# What is expected
Output all of the entries exactly as written.

# Materials provided
-.-.-

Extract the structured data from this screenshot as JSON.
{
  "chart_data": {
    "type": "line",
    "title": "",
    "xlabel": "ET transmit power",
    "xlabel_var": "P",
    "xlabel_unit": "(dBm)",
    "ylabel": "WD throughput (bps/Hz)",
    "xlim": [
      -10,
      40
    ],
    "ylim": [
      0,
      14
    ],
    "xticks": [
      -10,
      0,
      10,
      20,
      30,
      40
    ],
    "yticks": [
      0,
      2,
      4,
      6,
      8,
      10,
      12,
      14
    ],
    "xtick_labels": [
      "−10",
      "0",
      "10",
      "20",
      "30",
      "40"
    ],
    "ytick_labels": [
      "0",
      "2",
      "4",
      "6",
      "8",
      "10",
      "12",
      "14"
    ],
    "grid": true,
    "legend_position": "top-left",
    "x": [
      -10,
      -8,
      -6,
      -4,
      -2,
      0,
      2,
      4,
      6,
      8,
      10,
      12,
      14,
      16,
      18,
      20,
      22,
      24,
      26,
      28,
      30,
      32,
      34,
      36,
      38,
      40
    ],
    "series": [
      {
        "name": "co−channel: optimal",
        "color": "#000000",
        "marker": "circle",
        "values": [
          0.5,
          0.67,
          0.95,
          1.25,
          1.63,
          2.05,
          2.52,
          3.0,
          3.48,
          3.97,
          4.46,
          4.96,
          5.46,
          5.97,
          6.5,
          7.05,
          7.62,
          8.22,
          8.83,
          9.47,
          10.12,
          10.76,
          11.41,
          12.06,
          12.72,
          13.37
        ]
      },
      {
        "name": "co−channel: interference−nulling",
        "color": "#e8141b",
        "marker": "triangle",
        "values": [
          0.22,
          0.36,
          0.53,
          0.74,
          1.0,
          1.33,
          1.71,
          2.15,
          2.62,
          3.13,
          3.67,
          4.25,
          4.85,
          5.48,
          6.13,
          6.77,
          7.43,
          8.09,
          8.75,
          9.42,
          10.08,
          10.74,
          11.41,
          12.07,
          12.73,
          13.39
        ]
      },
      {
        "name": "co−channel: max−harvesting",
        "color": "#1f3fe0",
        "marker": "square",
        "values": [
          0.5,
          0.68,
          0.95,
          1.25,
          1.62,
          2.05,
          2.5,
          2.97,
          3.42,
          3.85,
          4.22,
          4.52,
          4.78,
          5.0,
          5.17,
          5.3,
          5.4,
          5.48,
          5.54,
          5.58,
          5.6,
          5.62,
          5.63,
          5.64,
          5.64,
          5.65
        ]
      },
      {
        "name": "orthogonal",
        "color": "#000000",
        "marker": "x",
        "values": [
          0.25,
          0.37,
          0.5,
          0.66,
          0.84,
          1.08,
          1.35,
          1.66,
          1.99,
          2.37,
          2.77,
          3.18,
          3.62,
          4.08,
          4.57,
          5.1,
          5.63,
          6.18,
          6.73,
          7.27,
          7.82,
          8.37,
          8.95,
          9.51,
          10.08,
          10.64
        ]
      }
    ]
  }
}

-.-.-

# Complete response
Extract the structured data from this screenshot as JSON.
{
  "chart_data": {
    "type": "line",
    "title": "",
    "xlabel": "ET transmit power",
    "xlabel_var": "P",
    "xlabel_unit": "(dBm)",
    "ylabel": "WD throughput (bps/Hz)",
    "xlim": [
      -10,
      40
    ],
    "ylim": [
      0,
      14
    ],
    "xticks": [
      -10,
      0,
      10,
      20,
      30,
      40
    ],
    "yticks": [
      0,
      2,
      4,
      6,
      8,
      10,
      12,
      14
    ],
    "xtick_labels": [
      "−10",
      "0",
      "10",
      "20",
      "30",
      "40"
    ],
    "ytick_labels": [
      "0",
      "2",
      "4",
      "6",
      "8",
      "10",
      "12",
      "14"
    ],
    "grid": true,
    "legend_position": "top-left",
    "x": [
      -10,
      -8,
      -6,
      -4,
      -2,
      0,
      2,
      4,
      6,
      8,
      10,
      12,
      14,
      16,
      18,
      20,
      22,
      24,
      26,
      28,
      30,
      32,
      34,
      36,
      38,
      40
    ],
    "series": [
      {
        "name": "co−channel: optimal",
        "color": "#000000",
        "marker": "circle",
        "values": [
          0.5,
          0.67,
          0.95,
          1.25,
          1.63,
          2.05,
          2.52,
          3.0,
          3.48,
          3.97,
          4.46,
          4.96,
          5.46,
          5.97,
          6.5,
          7.05,
          7.62,
          8.22,
          8.83,
          9.47,
          10.12,
          10.76,
          11.41,
          12.06,
          12.72,
          13.37
        ]
      },
      {
        "name": "co−channel: interference−nulling",
        "color": "#e8141b",
        "marker": "triangle",
        "values": [
          0.22,
          0.36,
          0.53,
          0.74,
          1.0,
          1.33,
          1.71,
          2.15,
          2.62,
          3.13,
          3.67,
          4.25,
          4.85,
          5.48,
          6.13,
          6.77,
          7.43,
          8.09,
          8.75,
          9.42,
          10.08,
          10.74,
          11.41,
          12.07,
          12.73,
          13.39
        ]
      },
      {
        "name": "co−channel: max−harvesting",
        "color": "#1f3fe0",
        "marker": "square",
        "values": [
          0.5,
          0.68,
          0.95,
          1.25,
          1.62,
          2.05,
          2.5,
          2.97,
          3.42,
          3.85,
          4.22,
          4.52,
          4.78,
          5.0,
          5.17,
          5.3,
          5.4,
          5.48,
          5.54,
          5.58,
          5.6,
          5.62,
          5.63,
          5.64,
          5.64,
          5.65
        ]
      },
      {
        "name": "orthogonal",
        "color": "#000000",
        "marker": "x",
        "values": [
          0.25,
          0.37,
          0.5,
          0.66,
          0.84,
          1.08,
          1.35,
          1.66,
          1.99,
          2.37,
          2.77,
          3.18,
          3.62,
          4.08,
          4.57,
          5.1,
          5.63,
          6.18,
          6.73,
          7.27,
          7.82,
          8.37,
          8.95,
          9.51,
          10.08,
          10.64
        ]
      }
    ]
  }
}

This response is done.